→ What you have to do:
Copy out the rows below word for word, omitting the pictures.

• • • • • • •

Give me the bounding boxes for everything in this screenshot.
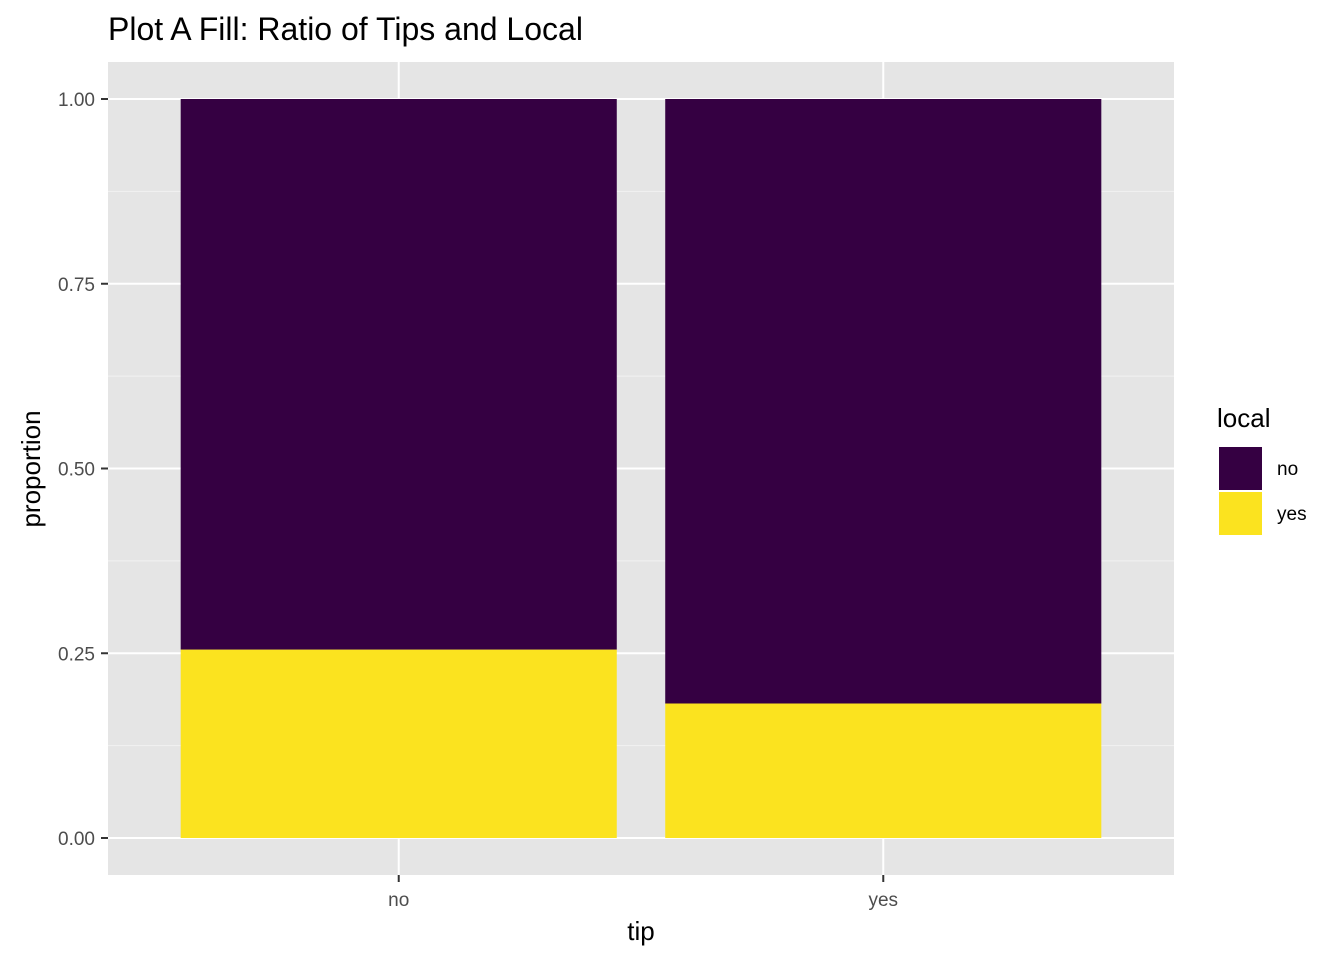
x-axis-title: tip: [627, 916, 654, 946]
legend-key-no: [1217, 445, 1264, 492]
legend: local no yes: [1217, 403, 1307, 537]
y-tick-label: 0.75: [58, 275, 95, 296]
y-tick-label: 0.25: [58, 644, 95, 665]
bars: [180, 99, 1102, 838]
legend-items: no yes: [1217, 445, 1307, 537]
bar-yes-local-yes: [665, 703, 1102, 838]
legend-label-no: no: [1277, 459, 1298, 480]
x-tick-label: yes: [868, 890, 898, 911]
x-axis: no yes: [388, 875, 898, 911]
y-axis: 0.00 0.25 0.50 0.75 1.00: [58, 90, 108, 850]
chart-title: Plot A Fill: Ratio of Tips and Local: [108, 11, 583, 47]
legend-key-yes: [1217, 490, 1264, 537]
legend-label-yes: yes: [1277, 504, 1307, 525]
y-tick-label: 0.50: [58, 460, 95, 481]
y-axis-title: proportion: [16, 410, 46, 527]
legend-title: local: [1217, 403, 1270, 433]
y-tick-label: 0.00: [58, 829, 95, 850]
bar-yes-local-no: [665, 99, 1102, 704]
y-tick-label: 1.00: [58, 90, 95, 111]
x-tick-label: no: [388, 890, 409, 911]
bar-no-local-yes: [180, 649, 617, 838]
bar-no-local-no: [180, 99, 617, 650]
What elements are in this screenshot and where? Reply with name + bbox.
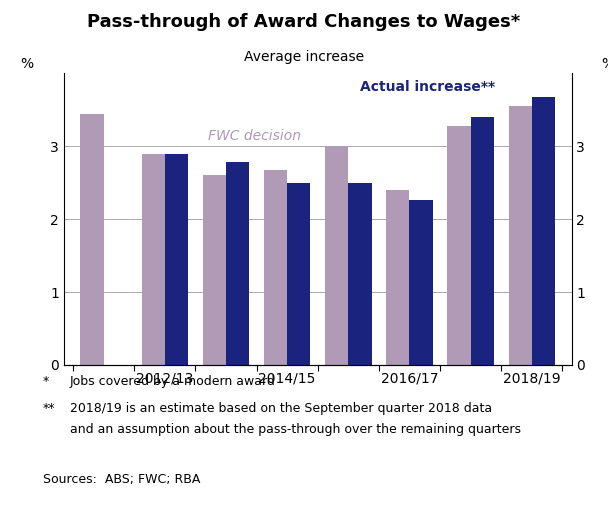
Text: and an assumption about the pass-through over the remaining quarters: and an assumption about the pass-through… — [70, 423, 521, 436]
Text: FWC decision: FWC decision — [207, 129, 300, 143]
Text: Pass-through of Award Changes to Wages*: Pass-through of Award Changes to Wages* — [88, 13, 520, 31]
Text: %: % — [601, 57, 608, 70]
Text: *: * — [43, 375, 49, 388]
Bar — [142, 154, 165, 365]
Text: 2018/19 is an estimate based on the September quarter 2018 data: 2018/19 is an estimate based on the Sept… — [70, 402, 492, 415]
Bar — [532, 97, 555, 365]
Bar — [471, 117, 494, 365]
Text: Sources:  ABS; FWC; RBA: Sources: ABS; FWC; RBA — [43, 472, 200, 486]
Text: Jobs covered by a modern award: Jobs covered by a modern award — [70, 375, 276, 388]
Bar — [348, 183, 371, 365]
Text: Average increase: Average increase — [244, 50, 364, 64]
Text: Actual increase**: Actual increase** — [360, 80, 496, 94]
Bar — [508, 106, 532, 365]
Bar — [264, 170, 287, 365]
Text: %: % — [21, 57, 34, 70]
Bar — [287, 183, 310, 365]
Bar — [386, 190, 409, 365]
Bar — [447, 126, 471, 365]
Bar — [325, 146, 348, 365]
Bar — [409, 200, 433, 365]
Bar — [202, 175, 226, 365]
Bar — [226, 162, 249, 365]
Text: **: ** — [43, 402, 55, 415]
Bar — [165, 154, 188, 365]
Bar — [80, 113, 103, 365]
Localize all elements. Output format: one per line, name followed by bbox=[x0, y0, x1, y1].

• • • • • • •

→ Task result:
Give me the bounding boxes for everything in this screenshot.
x-axis-title: tip: [627, 916, 654, 946]
legend-key-no: [1217, 445, 1264, 492]
legend: local no yes: [1217, 403, 1307, 537]
y-tick-label: 0.75: [58, 275, 95, 296]
y-tick-label: 0.25: [58, 644, 95, 665]
bars: [180, 99, 1102, 838]
legend-items: no yes: [1217, 445, 1307, 537]
bar-yes-local-yes: [665, 703, 1102, 838]
legend-label-no: no: [1277, 459, 1298, 480]
x-tick-label: yes: [868, 890, 898, 911]
x-axis: no yes: [388, 875, 898, 911]
y-axis: 0.00 0.25 0.50 0.75 1.00: [58, 90, 108, 850]
chart-title: Plot A Fill: Ratio of Tips and Local: [108, 11, 583, 47]
legend-key-yes: [1217, 490, 1264, 537]
legend-label-yes: yes: [1277, 504, 1307, 525]
y-tick-label: 0.50: [58, 460, 95, 481]
y-axis-title: proportion: [16, 410, 46, 527]
legend-title: local: [1217, 403, 1270, 433]
y-tick-label: 0.00: [58, 829, 95, 850]
bar-yes-local-no: [665, 99, 1102, 704]
y-tick-label: 1.00: [58, 90, 95, 111]
x-tick-label: no: [388, 890, 409, 911]
bar-no-local-yes: [180, 649, 617, 838]
bar-no-local-no: [180, 99, 617, 650]
What elements are in this screenshot and where? Reply with name + bbox.
Text: and an assumption about the pass-through over the remaining quarters: and an assumption about the pass-through… — [70, 423, 521, 436]
Text: FWC decision: FWC decision — [207, 129, 300, 143]
Text: Pass-through of Award Changes to Wages*: Pass-through of Award Changes to Wages* — [88, 13, 520, 31]
Text: %: % — [601, 57, 608, 70]
Text: *: * — [43, 375, 49, 388]
Bar — [142, 154, 165, 365]
Text: 2018/19 is an estimate based on the September quarter 2018 data: 2018/19 is an estimate based on the Sept… — [70, 402, 492, 415]
Bar — [532, 97, 555, 365]
Bar — [471, 117, 494, 365]
Text: Sources:  ABS; FWC; RBA: Sources: ABS; FWC; RBA — [43, 472, 200, 486]
Text: Jobs covered by a modern award: Jobs covered by a modern award — [70, 375, 276, 388]
Bar — [348, 183, 371, 365]
Text: Average increase: Average increase — [244, 50, 364, 64]
Text: Actual increase**: Actual increase** — [360, 80, 496, 94]
Bar — [508, 106, 532, 365]
Bar — [264, 170, 287, 365]
Text: %: % — [21, 57, 34, 70]
Bar — [287, 183, 310, 365]
Bar — [386, 190, 409, 365]
Bar — [447, 126, 471, 365]
Bar — [325, 146, 348, 365]
Bar — [409, 200, 433, 365]
Bar — [202, 175, 226, 365]
Bar — [226, 162, 249, 365]
Text: **: ** — [43, 402, 55, 415]
Bar — [165, 154, 188, 365]
Bar — [80, 113, 103, 365]
Localize all elements. Output format: one per line, name followed by bbox=[x0, y0, x1, y1].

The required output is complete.